**What is asked**.
Each line of the material below that holds the word "вещества" needs to be copied.

——

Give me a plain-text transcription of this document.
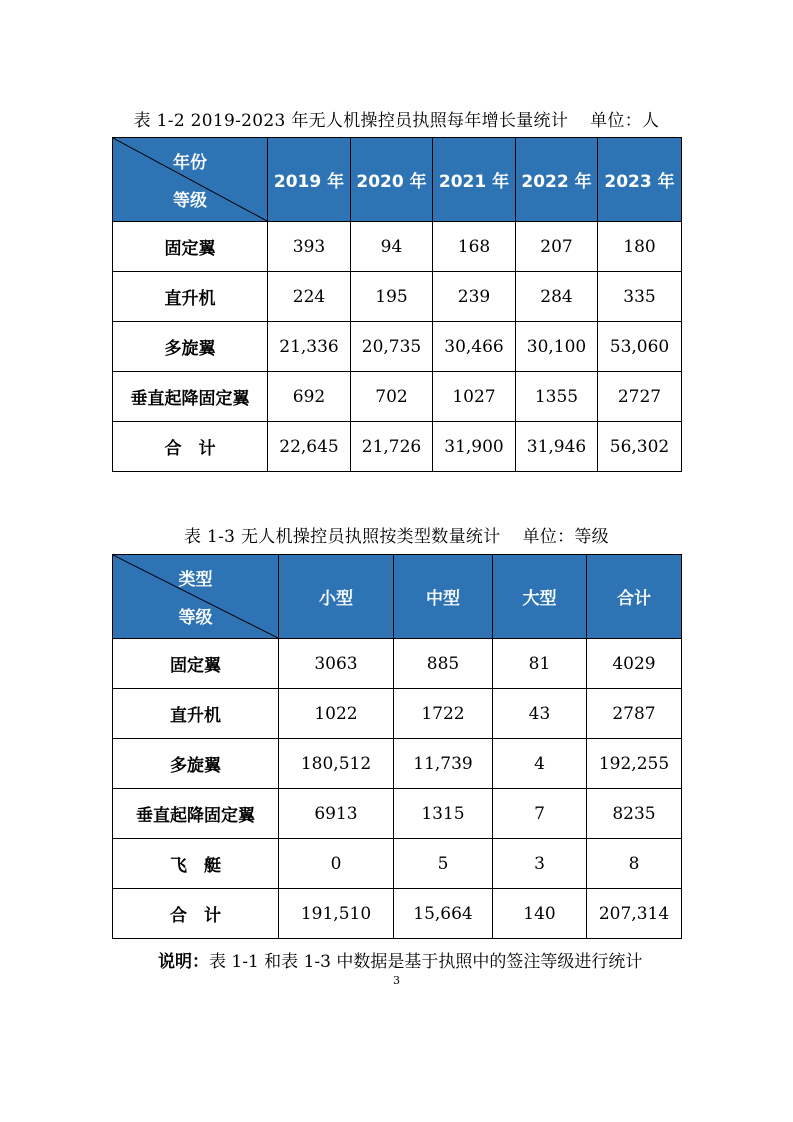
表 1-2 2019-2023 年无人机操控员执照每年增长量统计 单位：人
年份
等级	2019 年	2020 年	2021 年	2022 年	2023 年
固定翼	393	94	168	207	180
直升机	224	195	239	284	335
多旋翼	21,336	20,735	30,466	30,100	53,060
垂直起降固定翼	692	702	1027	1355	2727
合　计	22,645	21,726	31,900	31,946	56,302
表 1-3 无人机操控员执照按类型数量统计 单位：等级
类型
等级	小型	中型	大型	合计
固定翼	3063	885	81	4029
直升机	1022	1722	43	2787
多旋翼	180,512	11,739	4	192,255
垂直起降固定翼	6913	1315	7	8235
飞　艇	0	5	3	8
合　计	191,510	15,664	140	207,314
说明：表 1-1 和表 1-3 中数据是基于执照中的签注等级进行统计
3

——

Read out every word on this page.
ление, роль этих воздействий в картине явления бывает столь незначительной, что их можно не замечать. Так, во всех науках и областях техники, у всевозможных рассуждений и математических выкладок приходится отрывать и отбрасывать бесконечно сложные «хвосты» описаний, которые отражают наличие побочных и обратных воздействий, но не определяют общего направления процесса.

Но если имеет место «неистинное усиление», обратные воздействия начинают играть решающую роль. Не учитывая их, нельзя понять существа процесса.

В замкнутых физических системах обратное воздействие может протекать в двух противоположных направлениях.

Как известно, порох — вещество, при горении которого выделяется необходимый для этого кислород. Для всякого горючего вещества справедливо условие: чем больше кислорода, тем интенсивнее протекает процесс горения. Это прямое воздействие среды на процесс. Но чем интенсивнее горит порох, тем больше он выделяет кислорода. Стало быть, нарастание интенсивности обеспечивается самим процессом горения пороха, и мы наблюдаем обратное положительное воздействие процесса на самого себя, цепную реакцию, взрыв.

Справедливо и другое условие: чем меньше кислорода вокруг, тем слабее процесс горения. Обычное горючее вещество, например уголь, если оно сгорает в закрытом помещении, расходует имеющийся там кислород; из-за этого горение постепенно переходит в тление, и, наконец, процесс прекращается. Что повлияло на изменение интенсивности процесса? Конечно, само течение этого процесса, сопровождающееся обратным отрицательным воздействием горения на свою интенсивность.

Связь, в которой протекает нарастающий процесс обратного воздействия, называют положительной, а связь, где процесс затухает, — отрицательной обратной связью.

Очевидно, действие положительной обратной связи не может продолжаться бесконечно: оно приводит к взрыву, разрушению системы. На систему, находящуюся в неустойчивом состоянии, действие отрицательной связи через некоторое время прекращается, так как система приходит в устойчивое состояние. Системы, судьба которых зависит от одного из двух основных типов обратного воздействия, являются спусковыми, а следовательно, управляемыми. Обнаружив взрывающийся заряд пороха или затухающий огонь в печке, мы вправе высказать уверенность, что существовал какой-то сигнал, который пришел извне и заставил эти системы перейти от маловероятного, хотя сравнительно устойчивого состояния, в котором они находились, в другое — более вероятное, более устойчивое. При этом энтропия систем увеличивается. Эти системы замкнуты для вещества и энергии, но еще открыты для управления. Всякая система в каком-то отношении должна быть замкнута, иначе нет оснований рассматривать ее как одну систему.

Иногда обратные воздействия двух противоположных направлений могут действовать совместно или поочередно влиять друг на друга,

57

——

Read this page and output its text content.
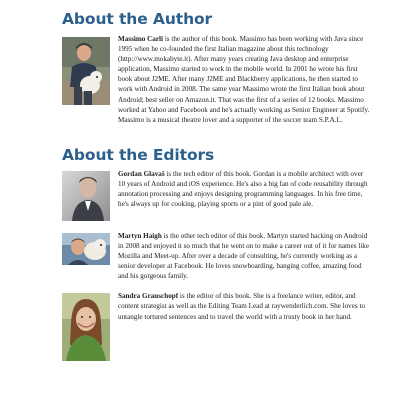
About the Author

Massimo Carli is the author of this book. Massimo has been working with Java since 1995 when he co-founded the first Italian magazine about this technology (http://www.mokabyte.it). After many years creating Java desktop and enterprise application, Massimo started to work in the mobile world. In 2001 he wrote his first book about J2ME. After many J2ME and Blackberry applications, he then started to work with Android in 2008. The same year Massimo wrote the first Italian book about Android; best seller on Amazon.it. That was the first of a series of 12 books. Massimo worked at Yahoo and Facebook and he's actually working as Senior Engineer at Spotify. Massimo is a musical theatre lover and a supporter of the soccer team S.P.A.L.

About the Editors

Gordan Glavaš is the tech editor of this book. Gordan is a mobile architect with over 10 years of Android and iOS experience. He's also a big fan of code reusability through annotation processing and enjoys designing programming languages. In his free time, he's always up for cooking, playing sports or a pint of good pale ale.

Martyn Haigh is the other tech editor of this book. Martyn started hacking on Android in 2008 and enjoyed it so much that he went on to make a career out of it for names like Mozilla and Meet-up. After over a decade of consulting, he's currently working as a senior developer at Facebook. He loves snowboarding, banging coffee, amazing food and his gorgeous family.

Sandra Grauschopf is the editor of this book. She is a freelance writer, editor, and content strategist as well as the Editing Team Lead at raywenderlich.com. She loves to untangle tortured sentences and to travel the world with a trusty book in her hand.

——

**Written solution**.
Как известно, порох — вещество, при горении которого выделяется необходимый для этого кислород. Для всякого горючего вещества справедливо условие: чем больше кислорода, тем интенсивнее протекает процесс горения. Это прямое воздействие среды на процесс. Но чем интенсивнее горит порох, тем больше он выделяет кислорода. Стало быть, нарастание интенсивности обеспечивается самим процессом горения пороха, и мы наблюдаем обратное положительное воздействие процесса на самого себя, цепную реакцию, взрыв.
Очевидно, действие положительной обратной связи не может продолжаться бесконечно: оно приводит к взрыву, разрушению системы. На систему, находящуюся в неустойчивом состоянии, действие отрицательной связи через некоторое время прекращается, так как система приходит в устойчивое состояние. Системы, судьба которых зависит от одного из двух основных типов обратного воздействия, являются спусковыми, а следовательно, управляемыми. Обнаружив взрывающийся заряд пороха или затухающий огонь в печке, мы вправе высказать уверенность, что существовал какой-то сигнал, который пришел извне и заставил эти системы перейти от маловероятного, хотя сравнительно устойчивого состояния, в котором они находились, в другое — более вероятное, более устойчивое. При этом энтропия систем увеличивается. Эти системы замкнуты для вещества и энергии, но еще открыты для управления. Всякая система в каком-то отношении должна быть замкнута, иначе нет оснований рассматривать ее как одну систему.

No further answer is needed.